[Data entries]
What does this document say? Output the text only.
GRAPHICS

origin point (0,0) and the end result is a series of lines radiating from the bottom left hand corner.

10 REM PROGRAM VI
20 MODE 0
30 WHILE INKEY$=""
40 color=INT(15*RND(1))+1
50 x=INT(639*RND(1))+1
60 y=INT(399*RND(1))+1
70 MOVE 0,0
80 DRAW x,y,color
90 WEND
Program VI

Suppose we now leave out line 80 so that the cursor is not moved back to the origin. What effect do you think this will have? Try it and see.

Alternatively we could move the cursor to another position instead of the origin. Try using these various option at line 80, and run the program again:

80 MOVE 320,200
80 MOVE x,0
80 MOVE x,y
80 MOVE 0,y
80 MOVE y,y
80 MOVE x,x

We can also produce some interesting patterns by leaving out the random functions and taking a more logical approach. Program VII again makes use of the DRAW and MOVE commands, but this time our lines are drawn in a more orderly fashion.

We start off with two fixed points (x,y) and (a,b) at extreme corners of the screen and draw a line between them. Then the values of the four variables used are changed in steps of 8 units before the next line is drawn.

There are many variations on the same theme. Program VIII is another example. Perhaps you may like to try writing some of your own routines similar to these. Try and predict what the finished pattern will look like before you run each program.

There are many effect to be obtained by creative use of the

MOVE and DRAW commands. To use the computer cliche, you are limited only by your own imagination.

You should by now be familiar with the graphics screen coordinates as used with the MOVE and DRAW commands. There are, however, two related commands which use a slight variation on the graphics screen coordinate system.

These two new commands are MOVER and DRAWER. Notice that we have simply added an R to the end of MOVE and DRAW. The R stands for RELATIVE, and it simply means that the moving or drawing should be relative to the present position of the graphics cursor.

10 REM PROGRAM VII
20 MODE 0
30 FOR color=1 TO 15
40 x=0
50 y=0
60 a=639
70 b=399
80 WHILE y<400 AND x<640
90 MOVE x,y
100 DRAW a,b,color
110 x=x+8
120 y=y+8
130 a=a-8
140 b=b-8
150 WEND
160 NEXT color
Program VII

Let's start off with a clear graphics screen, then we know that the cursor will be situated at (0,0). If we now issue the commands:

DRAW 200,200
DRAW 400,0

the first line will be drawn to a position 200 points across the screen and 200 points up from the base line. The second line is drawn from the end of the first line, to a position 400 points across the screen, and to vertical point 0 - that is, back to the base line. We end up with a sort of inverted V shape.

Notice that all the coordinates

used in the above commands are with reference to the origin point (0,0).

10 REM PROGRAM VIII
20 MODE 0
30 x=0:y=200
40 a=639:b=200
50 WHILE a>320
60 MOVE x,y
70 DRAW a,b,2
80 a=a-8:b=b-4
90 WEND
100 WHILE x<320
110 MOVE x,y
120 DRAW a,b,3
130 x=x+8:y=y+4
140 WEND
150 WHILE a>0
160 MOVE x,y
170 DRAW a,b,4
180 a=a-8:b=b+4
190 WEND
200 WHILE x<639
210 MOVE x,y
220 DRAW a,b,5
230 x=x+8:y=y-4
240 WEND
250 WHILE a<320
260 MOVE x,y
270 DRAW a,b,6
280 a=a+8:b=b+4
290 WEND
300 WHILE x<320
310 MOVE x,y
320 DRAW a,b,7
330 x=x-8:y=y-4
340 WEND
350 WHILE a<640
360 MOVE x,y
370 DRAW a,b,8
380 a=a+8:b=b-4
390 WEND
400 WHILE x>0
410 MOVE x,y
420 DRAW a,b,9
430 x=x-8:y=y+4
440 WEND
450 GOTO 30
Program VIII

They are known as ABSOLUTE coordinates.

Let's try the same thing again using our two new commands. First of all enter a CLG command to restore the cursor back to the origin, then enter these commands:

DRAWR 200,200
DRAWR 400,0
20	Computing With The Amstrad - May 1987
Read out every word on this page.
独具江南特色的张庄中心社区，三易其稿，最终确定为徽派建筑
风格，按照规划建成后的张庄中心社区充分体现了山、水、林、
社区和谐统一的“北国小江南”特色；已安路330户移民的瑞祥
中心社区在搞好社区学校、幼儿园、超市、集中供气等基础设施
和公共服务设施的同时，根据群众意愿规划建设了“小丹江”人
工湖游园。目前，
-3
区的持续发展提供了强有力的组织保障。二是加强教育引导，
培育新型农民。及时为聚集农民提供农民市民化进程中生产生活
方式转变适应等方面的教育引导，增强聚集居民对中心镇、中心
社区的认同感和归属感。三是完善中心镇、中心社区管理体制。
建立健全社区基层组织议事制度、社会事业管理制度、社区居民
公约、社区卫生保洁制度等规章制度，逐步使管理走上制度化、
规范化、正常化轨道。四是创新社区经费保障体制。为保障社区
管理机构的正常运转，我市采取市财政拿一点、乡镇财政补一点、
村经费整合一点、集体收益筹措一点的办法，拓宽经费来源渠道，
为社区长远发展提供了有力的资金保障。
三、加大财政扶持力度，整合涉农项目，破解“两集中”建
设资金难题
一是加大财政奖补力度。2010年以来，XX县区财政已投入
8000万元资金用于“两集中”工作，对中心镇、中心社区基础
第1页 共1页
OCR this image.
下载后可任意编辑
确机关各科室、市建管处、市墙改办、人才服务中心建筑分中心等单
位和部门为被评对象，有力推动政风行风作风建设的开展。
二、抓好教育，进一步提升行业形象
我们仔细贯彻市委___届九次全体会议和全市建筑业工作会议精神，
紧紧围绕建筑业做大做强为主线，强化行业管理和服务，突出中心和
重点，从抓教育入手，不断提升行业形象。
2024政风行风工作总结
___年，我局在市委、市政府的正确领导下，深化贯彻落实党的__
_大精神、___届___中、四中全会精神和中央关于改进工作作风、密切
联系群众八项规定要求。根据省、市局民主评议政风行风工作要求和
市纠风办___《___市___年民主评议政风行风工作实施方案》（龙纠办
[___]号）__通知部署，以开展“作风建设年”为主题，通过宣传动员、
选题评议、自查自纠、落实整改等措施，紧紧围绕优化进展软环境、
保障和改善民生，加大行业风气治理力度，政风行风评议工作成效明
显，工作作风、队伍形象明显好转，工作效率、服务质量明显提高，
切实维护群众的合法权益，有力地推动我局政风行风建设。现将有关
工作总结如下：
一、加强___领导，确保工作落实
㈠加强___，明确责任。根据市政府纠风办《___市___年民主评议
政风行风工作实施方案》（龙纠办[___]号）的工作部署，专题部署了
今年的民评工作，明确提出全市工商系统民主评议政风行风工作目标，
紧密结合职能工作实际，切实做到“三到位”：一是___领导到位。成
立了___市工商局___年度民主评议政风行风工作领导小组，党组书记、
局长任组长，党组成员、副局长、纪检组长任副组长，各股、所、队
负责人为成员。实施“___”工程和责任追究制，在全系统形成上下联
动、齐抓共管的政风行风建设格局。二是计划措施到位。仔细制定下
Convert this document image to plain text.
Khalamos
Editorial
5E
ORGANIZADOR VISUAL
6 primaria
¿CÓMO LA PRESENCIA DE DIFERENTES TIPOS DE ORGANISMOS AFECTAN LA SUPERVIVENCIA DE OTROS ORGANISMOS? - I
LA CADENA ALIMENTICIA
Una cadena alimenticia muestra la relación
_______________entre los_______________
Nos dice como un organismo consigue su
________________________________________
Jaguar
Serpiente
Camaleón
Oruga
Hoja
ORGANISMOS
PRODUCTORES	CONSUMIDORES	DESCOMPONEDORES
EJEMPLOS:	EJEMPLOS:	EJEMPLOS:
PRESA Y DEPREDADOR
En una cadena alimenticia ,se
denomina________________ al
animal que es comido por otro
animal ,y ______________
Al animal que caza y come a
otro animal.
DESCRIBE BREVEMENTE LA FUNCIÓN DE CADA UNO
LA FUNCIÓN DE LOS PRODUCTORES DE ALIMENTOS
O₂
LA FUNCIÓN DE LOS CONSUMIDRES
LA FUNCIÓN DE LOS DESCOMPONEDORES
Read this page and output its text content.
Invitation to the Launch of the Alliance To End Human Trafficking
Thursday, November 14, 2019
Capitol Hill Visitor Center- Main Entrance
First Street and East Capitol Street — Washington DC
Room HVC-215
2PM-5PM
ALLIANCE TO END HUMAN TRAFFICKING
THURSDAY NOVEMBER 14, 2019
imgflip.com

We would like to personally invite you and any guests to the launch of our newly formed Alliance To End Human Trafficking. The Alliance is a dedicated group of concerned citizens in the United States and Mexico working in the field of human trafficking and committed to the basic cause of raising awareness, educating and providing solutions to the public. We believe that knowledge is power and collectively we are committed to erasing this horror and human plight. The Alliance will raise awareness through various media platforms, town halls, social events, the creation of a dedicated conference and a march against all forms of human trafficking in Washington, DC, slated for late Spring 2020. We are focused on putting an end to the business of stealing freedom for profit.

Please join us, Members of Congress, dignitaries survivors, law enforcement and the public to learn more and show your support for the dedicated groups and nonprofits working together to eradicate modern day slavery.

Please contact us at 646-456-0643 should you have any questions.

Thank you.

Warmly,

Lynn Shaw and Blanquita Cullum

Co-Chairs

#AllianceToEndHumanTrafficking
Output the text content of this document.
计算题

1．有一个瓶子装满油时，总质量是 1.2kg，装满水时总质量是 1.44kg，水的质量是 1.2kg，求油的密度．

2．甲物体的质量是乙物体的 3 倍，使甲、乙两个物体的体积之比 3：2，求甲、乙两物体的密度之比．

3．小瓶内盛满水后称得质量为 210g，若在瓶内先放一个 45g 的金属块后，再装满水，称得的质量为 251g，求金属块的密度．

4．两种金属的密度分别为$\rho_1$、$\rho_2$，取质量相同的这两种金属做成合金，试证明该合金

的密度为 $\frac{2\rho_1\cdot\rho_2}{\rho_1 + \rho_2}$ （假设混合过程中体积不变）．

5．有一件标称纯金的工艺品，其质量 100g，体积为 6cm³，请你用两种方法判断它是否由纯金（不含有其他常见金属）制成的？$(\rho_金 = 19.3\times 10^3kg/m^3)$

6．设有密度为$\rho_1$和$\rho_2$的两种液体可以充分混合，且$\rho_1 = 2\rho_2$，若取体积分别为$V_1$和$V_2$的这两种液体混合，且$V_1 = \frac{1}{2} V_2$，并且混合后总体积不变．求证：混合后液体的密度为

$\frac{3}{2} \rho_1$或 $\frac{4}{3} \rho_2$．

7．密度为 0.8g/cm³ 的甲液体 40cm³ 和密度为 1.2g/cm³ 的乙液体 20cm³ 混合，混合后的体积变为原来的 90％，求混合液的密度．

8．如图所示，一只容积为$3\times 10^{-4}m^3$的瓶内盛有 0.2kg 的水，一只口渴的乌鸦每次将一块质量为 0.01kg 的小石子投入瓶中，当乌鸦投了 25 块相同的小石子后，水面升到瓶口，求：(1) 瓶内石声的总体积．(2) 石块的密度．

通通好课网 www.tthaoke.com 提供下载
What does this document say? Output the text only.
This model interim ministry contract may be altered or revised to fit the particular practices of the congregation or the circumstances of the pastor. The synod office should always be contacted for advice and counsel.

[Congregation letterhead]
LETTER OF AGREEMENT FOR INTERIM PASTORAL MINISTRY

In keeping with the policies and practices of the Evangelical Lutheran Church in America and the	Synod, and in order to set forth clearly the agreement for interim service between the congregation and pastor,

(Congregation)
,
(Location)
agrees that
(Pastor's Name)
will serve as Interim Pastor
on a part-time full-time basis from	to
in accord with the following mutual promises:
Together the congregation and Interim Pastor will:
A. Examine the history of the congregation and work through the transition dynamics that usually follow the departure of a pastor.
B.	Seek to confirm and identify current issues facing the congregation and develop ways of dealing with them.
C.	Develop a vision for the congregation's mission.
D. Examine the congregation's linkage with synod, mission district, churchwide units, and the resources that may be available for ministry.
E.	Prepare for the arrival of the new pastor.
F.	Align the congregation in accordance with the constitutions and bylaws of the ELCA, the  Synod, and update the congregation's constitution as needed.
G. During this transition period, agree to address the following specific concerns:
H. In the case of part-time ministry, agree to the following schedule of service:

> _YOUR GOAL_
Search the entries for the word "following" and pick out every line that holds it.

> _EXERCISE RESULT_
in accord with the following mutual promises:
G. During this transition period, agree to address the following specific concerns:
H. In the case of part-time ministry, agree to the following schedule of service:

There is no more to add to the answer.